*Structured figure records*
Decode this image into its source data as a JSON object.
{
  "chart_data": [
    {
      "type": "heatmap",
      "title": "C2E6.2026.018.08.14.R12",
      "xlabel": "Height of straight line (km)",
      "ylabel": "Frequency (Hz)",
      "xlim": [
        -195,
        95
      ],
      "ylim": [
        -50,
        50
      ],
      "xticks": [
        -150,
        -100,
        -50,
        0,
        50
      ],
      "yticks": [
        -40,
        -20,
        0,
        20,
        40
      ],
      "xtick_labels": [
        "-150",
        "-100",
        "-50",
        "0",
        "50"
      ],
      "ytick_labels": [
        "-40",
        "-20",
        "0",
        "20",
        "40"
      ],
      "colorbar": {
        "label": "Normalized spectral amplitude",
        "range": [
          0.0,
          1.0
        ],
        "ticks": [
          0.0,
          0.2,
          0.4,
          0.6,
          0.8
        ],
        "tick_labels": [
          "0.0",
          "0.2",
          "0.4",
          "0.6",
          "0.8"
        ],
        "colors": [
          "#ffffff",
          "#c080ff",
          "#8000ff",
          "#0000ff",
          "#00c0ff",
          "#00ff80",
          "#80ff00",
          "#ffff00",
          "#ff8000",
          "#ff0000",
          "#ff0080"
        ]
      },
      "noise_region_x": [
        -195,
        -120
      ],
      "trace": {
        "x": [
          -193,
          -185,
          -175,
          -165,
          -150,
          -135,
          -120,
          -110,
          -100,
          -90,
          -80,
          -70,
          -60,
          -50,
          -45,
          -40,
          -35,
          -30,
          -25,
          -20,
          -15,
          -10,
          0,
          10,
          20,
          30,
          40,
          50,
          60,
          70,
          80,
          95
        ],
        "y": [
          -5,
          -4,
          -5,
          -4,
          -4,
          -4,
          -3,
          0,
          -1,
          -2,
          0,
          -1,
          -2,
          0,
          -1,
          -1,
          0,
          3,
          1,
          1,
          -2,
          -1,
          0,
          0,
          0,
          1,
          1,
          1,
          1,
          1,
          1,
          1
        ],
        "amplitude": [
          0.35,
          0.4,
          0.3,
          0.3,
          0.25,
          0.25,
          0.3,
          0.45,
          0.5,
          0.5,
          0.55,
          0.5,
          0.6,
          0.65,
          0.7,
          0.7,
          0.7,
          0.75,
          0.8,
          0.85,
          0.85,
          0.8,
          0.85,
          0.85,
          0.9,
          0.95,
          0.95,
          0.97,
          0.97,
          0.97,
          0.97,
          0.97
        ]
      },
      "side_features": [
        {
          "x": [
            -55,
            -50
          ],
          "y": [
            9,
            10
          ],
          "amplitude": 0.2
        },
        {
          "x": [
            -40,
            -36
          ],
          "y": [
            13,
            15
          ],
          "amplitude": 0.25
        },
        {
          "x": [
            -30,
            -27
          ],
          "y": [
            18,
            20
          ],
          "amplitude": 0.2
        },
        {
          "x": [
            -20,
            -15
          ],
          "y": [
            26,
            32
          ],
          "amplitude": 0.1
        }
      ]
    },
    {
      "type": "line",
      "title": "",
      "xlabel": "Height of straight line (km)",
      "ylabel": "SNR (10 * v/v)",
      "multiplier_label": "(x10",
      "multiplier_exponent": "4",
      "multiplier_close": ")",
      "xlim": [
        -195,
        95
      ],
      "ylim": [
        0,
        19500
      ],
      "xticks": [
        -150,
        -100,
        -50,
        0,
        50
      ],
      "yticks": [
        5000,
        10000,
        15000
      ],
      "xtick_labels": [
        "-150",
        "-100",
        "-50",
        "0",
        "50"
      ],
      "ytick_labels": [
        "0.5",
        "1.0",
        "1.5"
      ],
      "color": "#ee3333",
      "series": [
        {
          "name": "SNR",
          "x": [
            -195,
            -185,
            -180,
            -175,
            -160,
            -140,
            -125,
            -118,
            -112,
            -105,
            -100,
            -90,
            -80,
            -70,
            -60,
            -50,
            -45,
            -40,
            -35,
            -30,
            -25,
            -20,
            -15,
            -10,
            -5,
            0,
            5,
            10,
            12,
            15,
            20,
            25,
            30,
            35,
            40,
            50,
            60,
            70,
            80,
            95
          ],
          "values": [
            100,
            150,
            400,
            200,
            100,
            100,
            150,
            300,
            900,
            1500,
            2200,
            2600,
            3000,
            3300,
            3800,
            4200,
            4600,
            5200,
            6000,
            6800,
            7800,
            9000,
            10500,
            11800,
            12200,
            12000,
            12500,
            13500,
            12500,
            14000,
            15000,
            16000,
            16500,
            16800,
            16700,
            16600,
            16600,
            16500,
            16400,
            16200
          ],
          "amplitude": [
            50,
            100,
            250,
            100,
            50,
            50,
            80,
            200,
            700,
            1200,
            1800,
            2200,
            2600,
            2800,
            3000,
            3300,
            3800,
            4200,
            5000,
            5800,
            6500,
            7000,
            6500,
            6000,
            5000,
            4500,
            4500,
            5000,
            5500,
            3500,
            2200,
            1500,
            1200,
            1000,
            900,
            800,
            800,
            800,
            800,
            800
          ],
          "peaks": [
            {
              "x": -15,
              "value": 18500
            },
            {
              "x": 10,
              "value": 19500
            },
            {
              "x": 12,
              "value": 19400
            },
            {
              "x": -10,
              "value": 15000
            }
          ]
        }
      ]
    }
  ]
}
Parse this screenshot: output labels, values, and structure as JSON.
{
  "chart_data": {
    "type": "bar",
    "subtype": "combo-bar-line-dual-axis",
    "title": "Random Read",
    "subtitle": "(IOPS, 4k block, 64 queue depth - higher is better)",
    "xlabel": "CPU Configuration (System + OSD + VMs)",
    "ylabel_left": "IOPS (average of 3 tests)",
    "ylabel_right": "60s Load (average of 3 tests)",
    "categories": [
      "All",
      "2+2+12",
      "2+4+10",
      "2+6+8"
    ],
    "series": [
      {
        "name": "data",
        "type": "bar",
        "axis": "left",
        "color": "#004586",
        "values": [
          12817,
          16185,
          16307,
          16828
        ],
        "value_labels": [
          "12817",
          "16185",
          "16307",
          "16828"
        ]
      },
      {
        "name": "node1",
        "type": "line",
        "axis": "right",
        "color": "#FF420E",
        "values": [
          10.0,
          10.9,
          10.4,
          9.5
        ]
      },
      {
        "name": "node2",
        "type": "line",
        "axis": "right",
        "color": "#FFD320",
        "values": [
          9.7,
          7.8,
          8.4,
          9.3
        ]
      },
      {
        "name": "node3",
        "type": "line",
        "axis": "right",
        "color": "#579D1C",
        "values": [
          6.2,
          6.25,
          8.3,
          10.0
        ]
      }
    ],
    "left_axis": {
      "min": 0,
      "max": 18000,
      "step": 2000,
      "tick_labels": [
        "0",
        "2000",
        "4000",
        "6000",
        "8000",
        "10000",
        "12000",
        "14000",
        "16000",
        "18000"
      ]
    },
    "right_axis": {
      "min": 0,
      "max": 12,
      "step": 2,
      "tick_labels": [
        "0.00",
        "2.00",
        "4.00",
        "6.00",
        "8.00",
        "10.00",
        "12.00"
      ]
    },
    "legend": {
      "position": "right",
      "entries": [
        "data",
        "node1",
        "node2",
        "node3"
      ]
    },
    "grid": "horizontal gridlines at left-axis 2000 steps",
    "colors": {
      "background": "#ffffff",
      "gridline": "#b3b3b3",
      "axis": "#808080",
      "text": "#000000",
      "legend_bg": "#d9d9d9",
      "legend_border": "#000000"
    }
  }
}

*What the task asks*
Return the full listing, character for character.

*Exercise response*
Decode this image into its source data as a JSON object.
{
  "chart_data": [
    {
      "type": "heatmap",
      "title": "C2E6.2026.018.08.14.R12",
      "xlabel": "Height of straight line (km)",
      "ylabel": "Frequency (Hz)",
      "xlim": [
        -195,
        95
      ],
      "ylim": [
        -50,
        50
      ],
      "xticks": [
        -150,
        -100,
        -50,
        0,
        50
      ],
      "yticks": [
        -40,
        -20,
        0,
        20,
        40
      ],
      "xtick_labels": [
        "-150",
        "-100",
        "-50",
        "0",
        "50"
      ],
      "ytick_labels": [
        "-40",
        "-20",
        "0",
        "20",
        "40"
      ],
      "colorbar": {
        "label": "Normalized spectral amplitude",
        "range": [
          0.0,
          1.0
        ],
        "ticks": [
          0.0,
          0.2,
          0.4,
          0.6,
          0.8
        ],
        "tick_labels": [
          "0.0",
          "0.2",
          "0.4",
          "0.6",
          "0.8"
        ],
        "colors": [
          "#ffffff",
          "#c080ff",
          "#8000ff",
          "#0000ff",
          "#00c0ff",
          "#00ff80",
          "#80ff00",
          "#ffff00",
          "#ff8000",
          "#ff0000",
          "#ff0080"
        ]
      },
      "noise_region_x": [
        -195,
        -120
      ],
      "trace": {
        "x": [
          -193,
          -185,
          -175,
          -165,
          -150,
          -135,
          -120,
          -110,
          -100,
          -90,
          -80,
          -70,
          -60,
          -50,
          -45,
          -40,
          -35,
          -30,
          -25,
          -20,
          -15,
          -10,
          0,
          10,
          20,
          30,
          40,
          50,
          60,
          70,
          80,
          95
        ],
        "y": [
          -5,
          -4,
          -5,
          -4,
          -4,
          -4,
          -3,
          0,
          -1,
          -2,
          0,
          -1,
          -2,
          0,
          -1,
          -1,
          0,
          3,
          1,
          1,
          -2,
          -1,
          0,
          0,
          0,
          1,
          1,
          1,
          1,
          1,
          1,
          1
        ],
        "amplitude": [
          0.35,
          0.4,
          0.3,
          0.3,
          0.25,
          0.25,
          0.3,
          0.45,
          0.5,
          0.5,
          0.55,
          0.5,
          0.6,
          0.65,
          0.7,
          0.7,
          0.7,
          0.75,
          0.8,
          0.85,
          0.85,
          0.8,
          0.85,
          0.85,
          0.9,
          0.95,
          0.95,
          0.97,
          0.97,
          0.97,
          0.97,
          0.97
        ]
      },
      "side_features": [
        {
          "x": [
            -55,
            -50
          ],
          "y": [
            9,
            10
          ],
          "amplitude": 0.2
        },
        {
          "x": [
            -40,
            -36
          ],
          "y": [
            13,
            15
          ],
          "amplitude": 0.25
        },
        {
          "x": [
            -30,
            -27
          ],
          "y": [
            18,
            20
          ],
          "amplitude": 0.2
        },
        {
          "x": [
            -20,
            -15
          ],
          "y": [
            26,
            32
          ],
          "amplitude": 0.1
        }
      ]
    },
    {
      "type": "line",
      "title": "",
      "xlabel": "Height of straight line (km)",
      "ylabel": "SNR (10 * v/v)",
      "multiplier_label": "(x10",
      "multiplier_exponent": "4",
      "multiplier_close": ")",
      "xlim": [
        -195,
        95
      ],
      "ylim": [
        0,
        19500
      ],
      "xticks": [
        -150,
        -100,
        -50,
        0,
        50
      ],
      "yticks": [
        5000,
        10000,
        15000
      ],
      "xtick_labels": [
        "-150",
        "-100",
        "-50",
        "0",
        "50"
      ],
      "ytick_labels": [
        "0.5",
        "1.0",
        "1.5"
      ],
      "color": "#ee3333",
      "series": [
        {
          "name": "SNR",
          "x": [
            -195,
            -185,
            -180,
            -175,
            -160,
            -140,
            -125,
            -118,
            -112,
            -105,
            -100,
            -90,
            -80,
            -70,
            -60,
            -50,
            -45,
            -40,
            -35,
            -30,
            -25,
            -20,
            -15,
            -10,
            -5,
            0,
            5,
            10,
            12,
            15,
            20,
            25,
            30,
            35,
            40,
            50,
            60,
            70,
            80,
            95
          ],
          "values": [
            100,
            150,
            400,
            200,
            100,
            100,
            150,
            300,
            900,
            1500,
            2200,
            2600,
            3000,
            3300,
            3800,
            4200,
            4600,
            5200,
            6000,
            6800,
            7800,
            9000,
            10500,
            11800,
            12200,
            12000,
            12500,
            13500,
            12500,
            14000,
            15000,
            16000,
            16500,
            16800,
            16700,
            16600,
            16600,
            16500,
            16400,
            16200
          ],
          "amplitude": [
            50,
            100,
            250,
            100,
            50,
            50,
            80,
            200,
            700,
            1200,
            1800,
            2200,
            2600,
            2800,
            3000,
            3300,
            3800,
            4200,
            5000,
            5800,
            6500,
            7000,
            6500,
            6000,
            5000,
            4500,
            4500,
            5000,
            5500,
            3500,
            2200,
            1500,
            1200,
            1000,
            900,
            800,
            800,
            800,
            800,
            800
          ],
          "peaks": [
            {
              "x": -15,
              "value": 18500
            },
            {
              "x": 10,
              "value": 19500
            },
            {
              "x": 12,
              "value": 19400
            },
            {
              "x": -10,
              "value": 15000
            }
          ]
        }
      ]
    }
  ]
}
Parse this screenshot: output labels, values, and structure as JSON.
{
  "chart_data": {
    "type": "bar",
    "subtype": "combo-bar-line-dual-axis",
    "title": "Random Read",
    "subtitle": "(IOPS, 4k block, 64 queue depth - higher is better)",
    "xlabel": "CPU Configuration (System + OSD + VMs)",
    "ylabel_left": "IOPS (average of 3 tests)",
    "ylabel_right": "60s Load (average of 3 tests)",
    "categories": [
      "All",
      "2+2+12",
      "2+4+10",
      "2+6+8"
    ],
    "series": [
      {
        "name": "data",
        "type": "bar",
        "axis": "left",
        "color": "#004586",
        "values": [
          12817,
          16185,
          16307,
          16828
        ],
        "value_labels": [
          "12817",
          "16185",
          "16307",
          "16828"
        ]
      },
      {
        "name": "node1",
        "type": "line",
        "axis": "right",
        "color": "#FF420E",
        "values": [
          10.0,
          10.9,
          10.4,
          9.5
        ]
      },
      {
        "name": "node2",
        "type": "line",
        "axis": "right",
        "color": "#FFD320",
        "values": [
          9.7,
          7.8,
          8.4,
          9.3
        ]
      },
      {
        "name": "node3",
        "type": "line",
        "axis": "right",
        "color": "#579D1C",
        "values": [
          6.2,
          6.25,
          8.3,
          10.0
        ]
      }
    ],
    "left_axis": {
      "min": 0,
      "max": 18000,
      "step": 2000,
      "tick_labels": [
        "0",
        "2000",
        "4000",
        "6000",
        "8000",
        "10000",
        "12000",
        "14000",
        "16000",
        "18000"
      ]
    },
    "right_axis": {
      "min": 0,
      "max": 12,
      "step": 2,
      "tick_labels": [
        "0.00",
        "2.00",
        "4.00",
        "6.00",
        "8.00",
        "10.00",
        "12.00"
      ]
    },
    "legend": {
      "position": "right",
      "entries": [
        "data",
        "node1",
        "node2",
        "node3"
      ]
    },
    "grid": "horizontal gridlines at left-axis 2000 steps",
    "colors": {
      "background": "#ffffff",
      "gridline": "#b3b3b3",
      "axis": "#808080",
      "text": "#000000",
      "legend_bg": "#d9d9d9",
      "legend_border": "#000000"
    }
  }
}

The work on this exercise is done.